:: SELECTED EXCERPT ::

I'm not going to dwell on Eliot Spitzer, the
disgraced governor of New York, who was described on public radio today
as "very smart."
Most of us would consider climbing the political ladder only to jump off
headfirst by getting caught in a prostitution scandal, to be "very
dumb." But dumb things are happening in politics all the time.
For instance, the Massachusetts Supreme Judicial Court just ruled that
it can't uphold the state Constitution, whose Article 48 clearly states
that initiative petitions for a constitutional amendment must be taken
up by the Legislature and decided with a roll-call vote. Thousands of
Massachusetts voters signed a petition for universal health insurance,
but the Legislature refused to take a vote on it.
Though I disagree with the petition, I signed on to the lawsuit in an
effort to save the initiative petition process. Health-care activists
proposed that if the Legislature wouldn't act, the SJC simply order the
petition onto the ballot. The SJC instead chose to announce its
impotence in the face of legislative intransigence. Good to know.
Today, for a change, I planned to focus on just one subject — the
proposed cigarette tax hike, but I am already distracted by the proposed
plastic-bag tax. I guess I can combine the two, since they fall within
the general category of government using the tax code to influence
personal behavior.
Initially the tax code was meant to raise necessary government revenue
for essential services, by the simplest, most effective means necessary.
But some politicians like to pretend it's not about the money, it's
about encouraging people to behave a certain way to make a better world.
So they tax tobacco hoping, they say, to discourage tobacco use.
Meanwhile they fund government services with a tax that, should their
original goal be realized, will disappear as a funding source.

:::
:: INFORMATION SUPPLIED ::

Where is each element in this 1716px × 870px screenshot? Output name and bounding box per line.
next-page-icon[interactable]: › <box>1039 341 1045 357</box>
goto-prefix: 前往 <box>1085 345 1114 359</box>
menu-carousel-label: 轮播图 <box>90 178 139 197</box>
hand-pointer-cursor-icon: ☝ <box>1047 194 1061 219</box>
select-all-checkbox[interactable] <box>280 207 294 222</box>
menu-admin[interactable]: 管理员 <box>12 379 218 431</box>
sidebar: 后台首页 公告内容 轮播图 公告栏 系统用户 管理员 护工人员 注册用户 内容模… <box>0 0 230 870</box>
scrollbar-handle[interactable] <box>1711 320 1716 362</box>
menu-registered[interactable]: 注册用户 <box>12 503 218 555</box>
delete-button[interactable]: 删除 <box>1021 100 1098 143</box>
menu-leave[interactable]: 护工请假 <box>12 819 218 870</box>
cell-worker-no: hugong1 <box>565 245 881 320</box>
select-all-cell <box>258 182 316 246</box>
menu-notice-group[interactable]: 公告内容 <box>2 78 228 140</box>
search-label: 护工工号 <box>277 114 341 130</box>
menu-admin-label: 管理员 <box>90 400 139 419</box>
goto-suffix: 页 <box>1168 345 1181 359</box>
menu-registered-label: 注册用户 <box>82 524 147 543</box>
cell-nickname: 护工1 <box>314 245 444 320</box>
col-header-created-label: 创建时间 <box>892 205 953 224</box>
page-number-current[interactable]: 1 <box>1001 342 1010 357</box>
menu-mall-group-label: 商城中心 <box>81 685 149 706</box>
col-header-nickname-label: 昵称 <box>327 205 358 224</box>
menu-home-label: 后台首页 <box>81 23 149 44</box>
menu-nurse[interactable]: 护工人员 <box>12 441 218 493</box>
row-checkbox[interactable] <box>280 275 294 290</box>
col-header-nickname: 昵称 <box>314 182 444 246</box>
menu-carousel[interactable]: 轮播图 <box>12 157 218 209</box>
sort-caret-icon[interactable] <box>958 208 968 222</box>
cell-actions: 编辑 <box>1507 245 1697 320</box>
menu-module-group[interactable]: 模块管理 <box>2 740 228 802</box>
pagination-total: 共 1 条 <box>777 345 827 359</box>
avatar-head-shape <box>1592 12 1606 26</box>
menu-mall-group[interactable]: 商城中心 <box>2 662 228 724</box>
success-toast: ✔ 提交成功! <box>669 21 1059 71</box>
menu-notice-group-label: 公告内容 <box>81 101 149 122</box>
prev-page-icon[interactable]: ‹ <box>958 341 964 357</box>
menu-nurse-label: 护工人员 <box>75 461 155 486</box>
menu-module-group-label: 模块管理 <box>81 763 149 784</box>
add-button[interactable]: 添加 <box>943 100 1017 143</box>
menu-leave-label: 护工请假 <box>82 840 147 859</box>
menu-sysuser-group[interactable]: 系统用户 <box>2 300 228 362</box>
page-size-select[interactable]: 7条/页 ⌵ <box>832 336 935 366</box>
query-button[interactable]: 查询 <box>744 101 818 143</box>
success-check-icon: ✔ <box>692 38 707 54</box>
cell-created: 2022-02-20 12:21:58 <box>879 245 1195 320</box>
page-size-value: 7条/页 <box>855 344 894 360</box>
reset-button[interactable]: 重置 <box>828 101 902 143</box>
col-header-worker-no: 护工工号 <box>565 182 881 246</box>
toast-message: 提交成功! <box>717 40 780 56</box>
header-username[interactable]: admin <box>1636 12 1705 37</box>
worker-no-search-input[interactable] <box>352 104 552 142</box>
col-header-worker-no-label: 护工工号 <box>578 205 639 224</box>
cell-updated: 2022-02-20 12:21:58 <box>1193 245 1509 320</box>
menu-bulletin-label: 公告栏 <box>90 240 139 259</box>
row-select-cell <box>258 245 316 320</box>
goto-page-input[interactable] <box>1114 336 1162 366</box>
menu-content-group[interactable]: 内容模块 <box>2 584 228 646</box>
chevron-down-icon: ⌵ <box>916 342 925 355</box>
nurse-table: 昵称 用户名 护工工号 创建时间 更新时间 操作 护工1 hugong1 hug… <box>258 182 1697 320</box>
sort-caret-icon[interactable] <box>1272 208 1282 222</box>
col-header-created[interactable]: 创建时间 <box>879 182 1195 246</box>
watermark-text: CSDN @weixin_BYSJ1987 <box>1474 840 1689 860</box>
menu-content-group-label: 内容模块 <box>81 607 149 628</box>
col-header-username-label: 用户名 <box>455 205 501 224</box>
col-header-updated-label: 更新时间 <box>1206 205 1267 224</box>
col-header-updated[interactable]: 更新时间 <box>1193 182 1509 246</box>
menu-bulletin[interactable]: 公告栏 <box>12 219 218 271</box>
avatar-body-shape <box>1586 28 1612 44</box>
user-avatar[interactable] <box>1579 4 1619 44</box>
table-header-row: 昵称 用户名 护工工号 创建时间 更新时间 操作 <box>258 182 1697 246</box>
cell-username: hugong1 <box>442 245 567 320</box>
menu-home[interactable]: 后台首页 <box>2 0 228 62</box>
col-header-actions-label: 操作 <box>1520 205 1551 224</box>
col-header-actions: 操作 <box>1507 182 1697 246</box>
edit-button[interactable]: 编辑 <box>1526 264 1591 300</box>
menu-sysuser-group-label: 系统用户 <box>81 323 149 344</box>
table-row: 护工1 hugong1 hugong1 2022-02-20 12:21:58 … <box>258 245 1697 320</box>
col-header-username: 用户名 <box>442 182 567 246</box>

:::

TO BE DONE:
(a) Summarize the passage on political missteps and behavior taxes in two sentences.
(b) Translate this sentence from the passage on political missteps and behavior taxes into Spanish: "Initially the tax code was meant to raise necessary government revenue for essential services, by the simplest, most effective means necessary."
(c) Reproduce the part of the passage on political missteps and behavior taxes from "Though I disagree" up to and including "personal behavior.".

OUTPUTS FOR THE TASKS:
(a) The author criticizes the Massachusetts Supreme Judicial Court for ruling that it could not uphold the state Constitution's Article 48 after the Legislature refused to vote on a universal health insurance petition, a lawsuit the author joined despite disagreeing with the petition. The author then objects to the proposed cigarette and plastic-bag taxes as cases of government using the tax code to influence personal behavior, noting that a tobacco tax meant to discourage smoking would disappear as a funding source if that goal were realized.

(b) En un principio, el código tributario tenía como fin recaudar los ingresos gubernamentales necesarios para los servicios esenciales, por los medios más simples y eficaces que fueran necesarios.

(c)
Though I disagree with the petition, I signed on to the lawsuit in an
effort to save the initiative petition process. Health-care activists
proposed that if the Legislature wouldn't act, the SJC simply order the
petition onto the ballot. The SJC instead chose to announce its
impotence in the face of legislative intransigence. Good to know.
Today, for a change, I planned to focus on just one subject — the
proposed cigarette tax hike, but I am already distracted by the proposed
plastic-bag tax. I guess I can combine the two, since they fall within
the general category of government using the tax code to influence
personal behavior.